* [Brief]: Will you extract the entries word for word? Images should not appear in the copy.

* [Given data]:
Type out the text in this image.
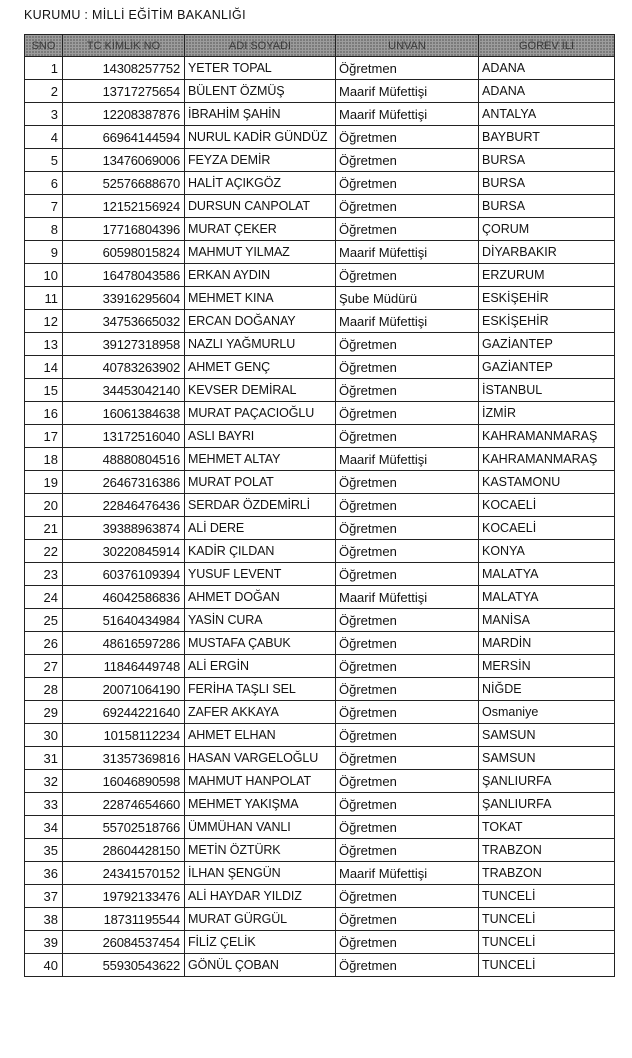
KURUMU : MİLLİ EĞİTİM BAKANLIĞI
SNO	TC KİMLİK NO	ADI SOYADI	UNVAN	GÖREV İLİ
1	14308257752	YETER TOPAL	Öğretmen	ADANA
2	13717275654	BÜLENT ÖZMÜŞ	Maarif Müfettişi	ADANA
3	12208387876	İBRAHİM ŞAHİN	Maarif Müfettişi	ANTALYA
4	66964144594	NURUL KADİR GÜNDÜZ	Öğretmen	BAYBURT
5	13476069006	FEYZA DEMİR	Öğretmen	BURSA
6	52576688670	HALİT AÇIKGÖZ	Öğretmen	BURSA
7	12152156924	DURSUN CANPOLAT	Öğretmen	BURSA
8	17716804396	MURAT ÇEKER	Öğretmen	ÇORUM
9	60598015824	MAHMUT YILMAZ	Maarif Müfettişi	DİYARBAKIR
10	16478043586	ERKAN AYDIN	Öğretmen	ERZURUM
11	33916295604	MEHMET KINA	Şube Müdürü	ESKİŞEHİR
12	34753665032	ERCAN DOĞANAY	Maarif Müfettişi	ESKİŞEHİR
13	39127318958	NAZLI YAĞMURLU	Öğretmen	GAZİANTEP
14	40783263902	AHMET GENÇ	Öğretmen	GAZİANTEP
15	34453042140	KEVSER DEMİRAL	Öğretmen	İSTANBUL
16	16061384638	MURAT PAÇACIOĞLU	Öğretmen	İZMİR
17	13172516040	ASLI BAYRI	Öğretmen	KAHRAMANMARAŞ
18	48880804516	MEHMET ALTAY	Maarif Müfettişi	KAHRAMANMARAŞ
19	26467316386	MURAT POLAT	Öğretmen	KASTAMONU
20	22846476436	SERDAR ÖZDEMİRLİ	Öğretmen	KOCAELİ
21	39388963874	ALİ DERE	Öğretmen	KOCAELİ
22	30220845914	KADİR ÇILDAN	Öğretmen	KONYA
23	60376109394	YUSUF LEVENT	Öğretmen	MALATYA
24	46042586836	AHMET DOĞAN	Maarif Müfettişi	MALATYA
25	51640434984	YASİN CURA	Öğretmen	MANİSA
26	48616597286	MUSTAFA ÇABUK	Öğretmen	MARDİN
27	11846449748	ALİ ERGİN	Öğretmen	MERSİN
28	20071064190	FERİHA TAŞLI SEL	Öğretmen	NİĞDE
29	69244221640	ZAFER AKKAYA	Öğretmen	Osmaniye
30	10158112234	AHMET ELHAN	Öğretmen	SAMSUN
31	31357369816	HASAN VARGELOĞLU	Öğretmen	SAMSUN
32	16046890598	MAHMUT HANPOLAT	Öğretmen	ŞANLIURFA
33	22874654660	MEHMET YAKIŞMA	Öğretmen	ŞANLIURFA
34	55702518766	ÜMMÜHAN VANLI	Öğretmen	TOKAT
35	28604428150	METİN ÖZTÜRK	Öğretmen	TRABZON
36	24341570152	İLHAN ŞENGÜN	Maarif Müfettişi	TRABZON
37	19792133476	ALİ HAYDAR YILDIZ	Öğretmen	TUNCELİ
38	18731195544	MURAT GÜRGÜL	Öğretmen	TUNCELİ
39	26084537454	FİLİZ ÇELİK	Öğretmen	TUNCELİ
40	55930543622	GÖNÜL ÇOBAN	Öğretmen	TUNCELİ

* [Result of the task]:
Type out the text in this image.
KURUMU : MİLLİ EĞİTİM BAKANLIĞI
SNO	TC KİMLİK NO	ADI SOYADI	UNVAN	GÖREV İLİ
1	14308257752	YETER TOPAL	Öğretmen	ADANA
2	13717275654	BÜLENT ÖZMÜŞ	Maarif Müfettişi	ADANA
3	12208387876	İBRAHİM ŞAHİN	Maarif Müfettişi	ANTALYA
4	66964144594	NURUL KADİR GÜNDÜZ	Öğretmen	BAYBURT
5	13476069006	FEYZA DEMİR	Öğretmen	BURSA
6	52576688670	HALİT AÇIKGÖZ	Öğretmen	BURSA
7	12152156924	DURSUN CANPOLAT	Öğretmen	BURSA
8	17716804396	MURAT ÇEKER	Öğretmen	ÇORUM
9	60598015824	MAHMUT YILMAZ	Maarif Müfettişi	DİYARBAKIR
10	16478043586	ERKAN AYDIN	Öğretmen	ERZURUM
11	33916295604	MEHMET KINA	Şube Müdürü	ESKİŞEHİR
12	34753665032	ERCAN DOĞANAY	Maarif Müfettişi	ESKİŞEHİR
13	39127318958	NAZLI YAĞMURLU	Öğretmen	GAZİANTEP
14	40783263902	AHMET GENÇ	Öğretmen	GAZİANTEP
15	34453042140	KEVSER DEMİRAL	Öğretmen	İSTANBUL
16	16061384638	MURAT PAÇACIOĞLU	Öğretmen	İZMİR
17	13172516040	ASLI BAYRI	Öğretmen	KAHRAMANMARAŞ
18	48880804516	MEHMET ALTAY	Maarif Müfettişi	KAHRAMANMARAŞ
19	26467316386	MURAT POLAT	Öğretmen	KASTAMONU
20	22846476436	SERDAR ÖZDEMİRLİ	Öğretmen	KOCAELİ
21	39388963874	ALİ DERE	Öğretmen	KOCAELİ
22	30220845914	KADİR ÇILDAN	Öğretmen	KONYA
23	60376109394	YUSUF LEVENT	Öğretmen	MALATYA
24	46042586836	AHMET DOĞAN	Maarif Müfettişi	MALATYA
25	51640434984	YASİN CURA	Öğretmen	MANİSA
26	48616597286	MUSTAFA ÇABUK	Öğretmen	MARDİN
27	11846449748	ALİ ERGİN	Öğretmen	MERSİN
28	20071064190	FERİHA TAŞLI SEL	Öğretmen	NİĞDE
29	69244221640	ZAFER AKKAYA	Öğretmen	Osmaniye
30	10158112234	AHMET ELHAN	Öğretmen	SAMSUN
31	31357369816	HASAN VARGELOĞLU	Öğretmen	SAMSUN
32	16046890598	MAHMUT HANPOLAT	Öğretmen	ŞANLIURFA
33	22874654660	MEHMET YAKIŞMA	Öğretmen	ŞANLIURFA
34	55702518766	ÜMMÜHAN VANLI	Öğretmen	TOKAT
35	28604428150	METİN ÖZTÜRK	Öğretmen	TRABZON
36	24341570152	İLHAN ŞENGÜN	Maarif Müfettişi	TRABZON
37	19792133476	ALİ HAYDAR YILDIZ	Öğretmen	TUNCELİ
38	18731195544	MURAT GÜRGÜL	Öğretmen	TUNCELİ
39	26084537454	FİLİZ ÇELİK	Öğretmen	TUNCELİ
40	55930543622	GÖNÜL ÇOBAN	Öğretmen	TUNCELİ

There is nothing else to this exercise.